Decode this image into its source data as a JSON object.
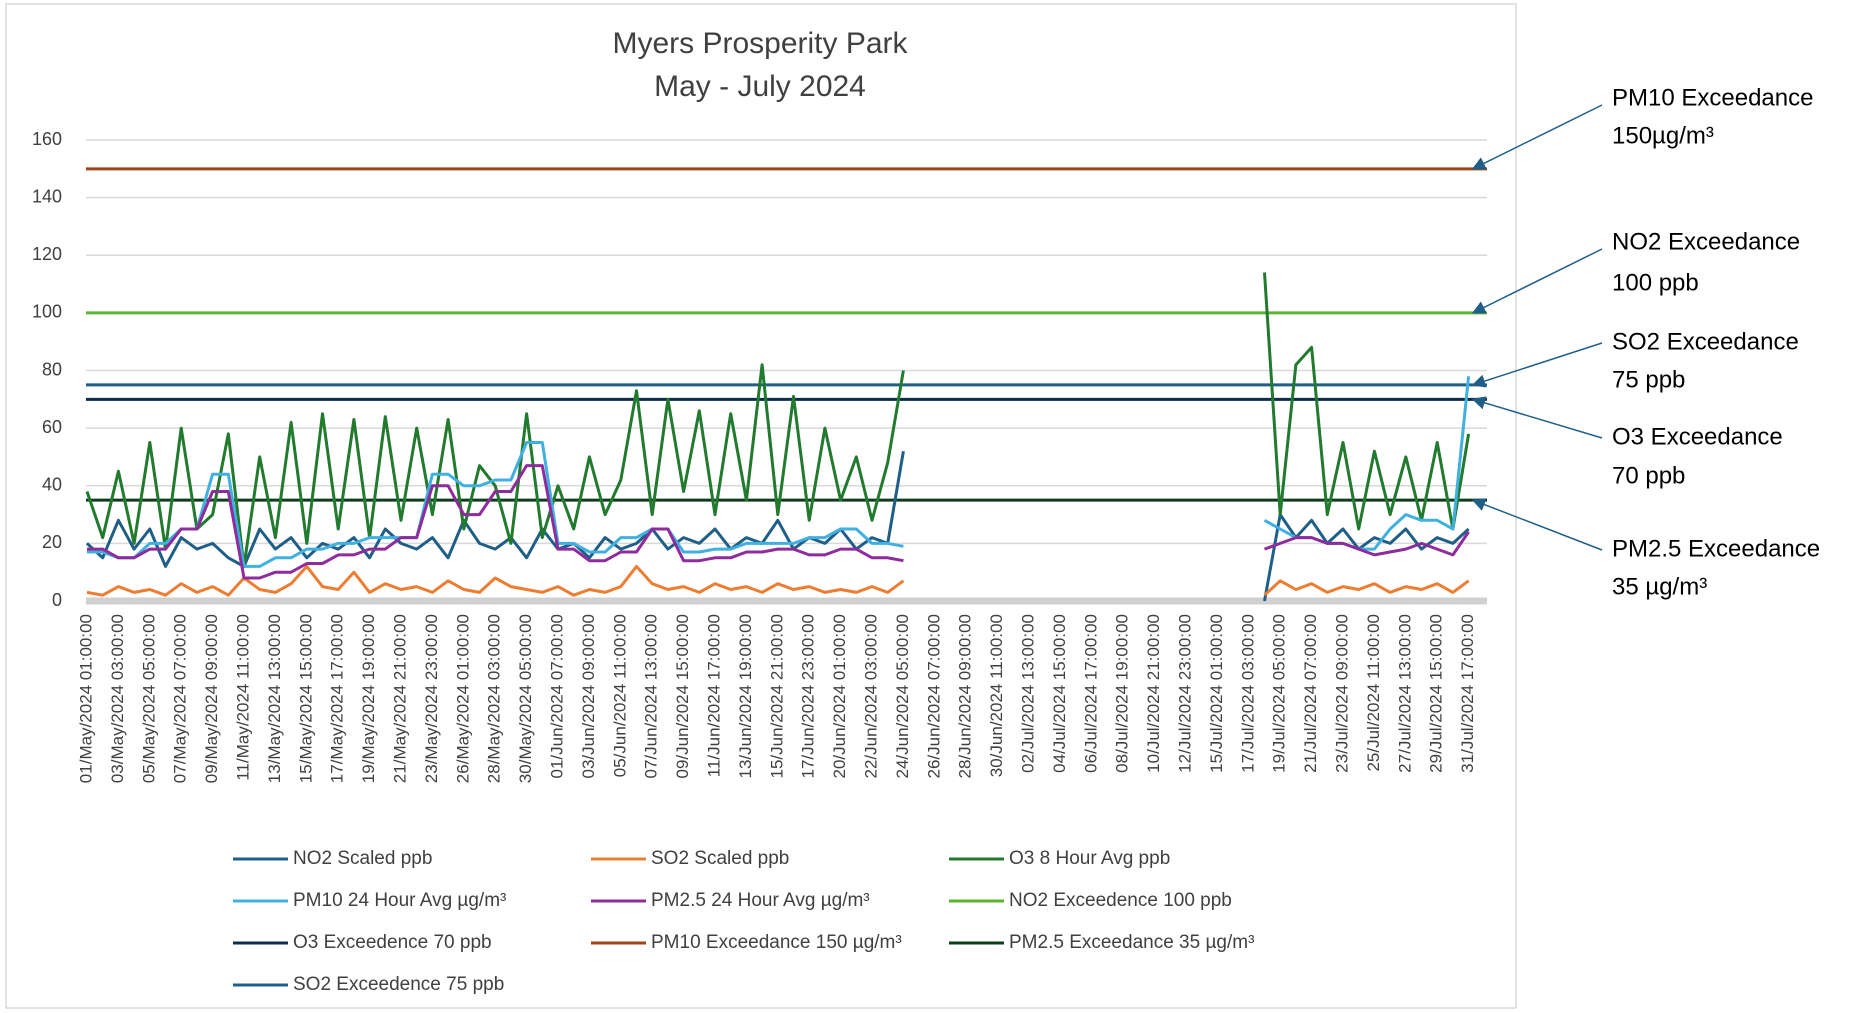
{
  "chart_data": {
    "type": "line",
    "title": [
      "Myers Prosperity Park",
      "May - July 2024"
    ],
    "categories": [
      "01/May/2024 01:00:00",
      null,
      "03/May/2024 03:00:00",
      null,
      "05/May/2024 05:00:00",
      null,
      "07/May/2024 07:00:00",
      null,
      "09/May/2024 09:00:00",
      null,
      "11/May/2024 11:00:00",
      null,
      "13/May/2024 13:00:00",
      null,
      "15/May/2024 15:00:00",
      null,
      "17/May/2024 17:00:00",
      null,
      "19/May/2024 19:00:00",
      null,
      "21/May/2024 21:00:00",
      null,
      "23/May/2024 23:00:00",
      null,
      "26/May/2024 01:00:00",
      null,
      "28/May/2024 03:00:00",
      null,
      "30/May/2024 05:00:00",
      null,
      "01/Jun/2024 07:00:00",
      null,
      "03/Jun/2024 09:00:00",
      null,
      "05/Jun/2024 11:00:00",
      null,
      "07/Jun/2024 13:00:00",
      null,
      "09/Jun/2024 15:00:00",
      null,
      "11/Jun/2024 17:00:00",
      null,
      "13/Jun/2024 19:00:00",
      null,
      "15/Jun/2024 21:00:00",
      null,
      "17/Jun/2024 23:00:00",
      null,
      "20/Jun/2024 01:00:00",
      null,
      "22/Jun/2024 03:00:00",
      null,
      "24/Jun/2024 05:00:00",
      null,
      "26/Jun/2024 07:00:00",
      null,
      "28/Jun/2024 09:00:00",
      null,
      "30/Jun/2024 11:00:00",
      null,
      "02/Jul/2024 13:00:00",
      null,
      "04/Jul/2024 15:00:00",
      null,
      "06/Jul/2024 17:00:00",
      null,
      "08/Jul/2024 19:00:00",
      null,
      "10/Jul/2024 21:00:00",
      null,
      "12/Jul/2024 23:00:00",
      null,
      "15/Jul/2024 01:00:00",
      null,
      "17/Jul/2024 03:00:00",
      null,
      "19/Jul/2024 05:00:00",
      null,
      "21/Jul/2024 07:00:00",
      null,
      "23/Jul/2024 09:00:00",
      null,
      "25/Jul/2024 11:00:00",
      null,
      "27/Jul/2024 13:00:00",
      null,
      "29/Jul/2024 15:00:00",
      null,
      "31/Jul/2024 17:00:00",
      null
    ],
    "series": [
      {
        "name": "NO2 Scaled ppb",
        "color": "#1f5f87",
        "values": [
          20,
          15,
          28,
          18,
          25,
          12,
          22,
          18,
          20,
          15,
          12,
          25,
          18,
          22,
          15,
          20,
          18,
          22,
          15,
          25,
          20,
          18,
          22,
          15,
          28,
          20,
          18,
          22,
          15,
          25,
          18,
          20,
          15,
          22,
          18,
          20,
          25,
          18,
          22,
          20,
          25,
          18,
          22,
          20,
          28,
          18,
          22,
          20,
          25,
          18,
          22,
          20,
          52,
          null,
          null,
          null,
          null,
          null,
          null,
          null,
          null,
          null,
          null,
          null,
          null,
          null,
          null,
          null,
          null,
          null,
          null,
          null,
          null,
          null,
          null,
          0,
          30,
          22,
          28,
          20,
          25,
          18,
          22,
          20,
          25,
          18,
          22,
          20,
          25,
          null
        ]
      },
      {
        "name": "SO2 Scaled ppb",
        "color": "#ed7d31",
        "values": [
          3,
          2,
          5,
          3,
          4,
          2,
          6,
          3,
          5,
          2,
          8,
          4,
          3,
          6,
          12,
          5,
          4,
          10,
          3,
          6,
          4,
          5,
          3,
          7,
          4,
          3,
          8,
          5,
          4,
          3,
          5,
          2,
          4,
          3,
          5,
          12,
          6,
          4,
          5,
          3,
          6,
          4,
          5,
          3,
          6,
          4,
          5,
          3,
          4,
          3,
          5,
          3,
          7,
          null,
          null,
          null,
          null,
          null,
          null,
          null,
          null,
          null,
          null,
          null,
          null,
          null,
          null,
          null,
          null,
          null,
          null,
          null,
          null,
          null,
          null,
          2,
          7,
          4,
          6,
          3,
          5,
          4,
          6,
          3,
          5,
          4,
          6,
          3,
          7,
          null
        ]
      },
      {
        "name": "O3 8 Hour Avg ppb",
        "color": "#217a2e",
        "values": [
          38,
          22,
          45,
          20,
          55,
          18,
          60,
          25,
          30,
          58,
          12,
          50,
          22,
          62,
          20,
          65,
          25,
          63,
          22,
          64,
          28,
          60,
          30,
          63,
          25,
          47,
          40,
          20,
          65,
          22,
          40,
          25,
          50,
          30,
          42,
          73,
          30,
          70,
          38,
          66,
          30,
          65,
          35,
          82,
          30,
          71,
          28,
          60,
          35,
          50,
          28,
          48,
          80,
          null,
          null,
          null,
          null,
          null,
          null,
          null,
          null,
          null,
          null,
          null,
          null,
          null,
          null,
          null,
          null,
          null,
          null,
          null,
          null,
          null,
          null,
          114,
          30,
          82,
          88,
          30,
          55,
          25,
          52,
          30,
          50,
          28,
          55,
          25,
          58,
          null
        ]
      },
      {
        "name": "PM10 24 Hour Avg µg/m³",
        "color": "#3fb0e0",
        "values": [
          17,
          17,
          15,
          15,
          20,
          20,
          25,
          25,
          44,
          44,
          12,
          12,
          15,
          15,
          18,
          18,
          20,
          20,
          22,
          22,
          22,
          22,
          44,
          44,
          40,
          40,
          42,
          42,
          55,
          55,
          20,
          20,
          17,
          17,
          22,
          22,
          25,
          25,
          17,
          17,
          18,
          18,
          20,
          20,
          20,
          20,
          22,
          22,
          25,
          25,
          20,
          20,
          19,
          null,
          null,
          null,
          null,
          null,
          null,
          null,
          null,
          null,
          null,
          null,
          null,
          null,
          null,
          null,
          null,
          null,
          null,
          null,
          null,
          null,
          null,
          28,
          25,
          22,
          22,
          20,
          20,
          18,
          18,
          25,
          30,
          28,
          28,
          25,
          78,
          null
        ]
      },
      {
        "name": "PM2.5 24 Hour Avg µg/m³",
        "color": "#8e2c9c",
        "values": [
          18,
          18,
          15,
          15,
          18,
          18,
          25,
          25,
          38,
          38,
          8,
          8,
          10,
          10,
          13,
          13,
          16,
          16,
          18,
          18,
          22,
          22,
          40,
          40,
          30,
          30,
          38,
          38,
          47,
          47,
          18,
          18,
          14,
          14,
          17,
          17,
          25,
          25,
          14,
          14,
          15,
          15,
          17,
          17,
          18,
          18,
          16,
          16,
          18,
          18,
          15,
          15,
          14,
          null,
          null,
          null,
          null,
          null,
          null,
          null,
          null,
          null,
          null,
          null,
          null,
          null,
          null,
          null,
          null,
          null,
          null,
          null,
          null,
          null,
          null,
          18,
          20,
          22,
          22,
          20,
          20,
          18,
          16,
          17,
          18,
          20,
          18,
          16,
          24,
          null
        ]
      }
    ],
    "reference_lines": [
      {
        "name": "NO2 Exceedence 100 ppb",
        "color": "#5cb531",
        "value": 100
      },
      {
        "name": "O3 Exceedence 70 ppb",
        "color": "#0d2d4a",
        "value": 70
      },
      {
        "name": "PM10 Exceedance 150 µg/m³",
        "color": "#a0451a",
        "value": 150
      },
      {
        "name": "PM2.5 Exceedance 35 µg/m³",
        "color": "#0f3d1c",
        "value": 35
      },
      {
        "name": "SO2 Exceedence 75 ppb",
        "color": "#1f5f87",
        "value": 75
      }
    ],
    "annotations": [
      {
        "lines": [
          "PM10 Exceedance",
          "150µg/m³"
        ]
      },
      {
        "lines": [
          "NO2 Exceedance",
          "100 ppb"
        ]
      },
      {
        "lines": [
          "SO2 Exceedance",
          "75 ppb"
        ]
      },
      {
        "lines": [
          "O3 Exceedance",
          "70 ppb"
        ]
      },
      {
        "lines": [
          "PM2.5 Exceedance",
          "35 µg/m³"
        ]
      }
    ],
    "ylim": [
      0,
      160
    ],
    "yticks": [
      0,
      20,
      40,
      60,
      80,
      100,
      120,
      140,
      160
    ],
    "grid": true
  }
}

> **Task objective**: Where a line in the material above holds "color", copy that line.

> **Correct output**:
        "color": "#1f5f87",
        "color": "#ed7d31",
        "color": "#217a2e",
        "color": "#3fb0e0",
        "color": "#8e2c9c",
        "color": "#5cb531",
        "color": "#0d2d4a",
        "color": "#a0451a",
        "color": "#0f3d1c",
        "color": "#1f5f87",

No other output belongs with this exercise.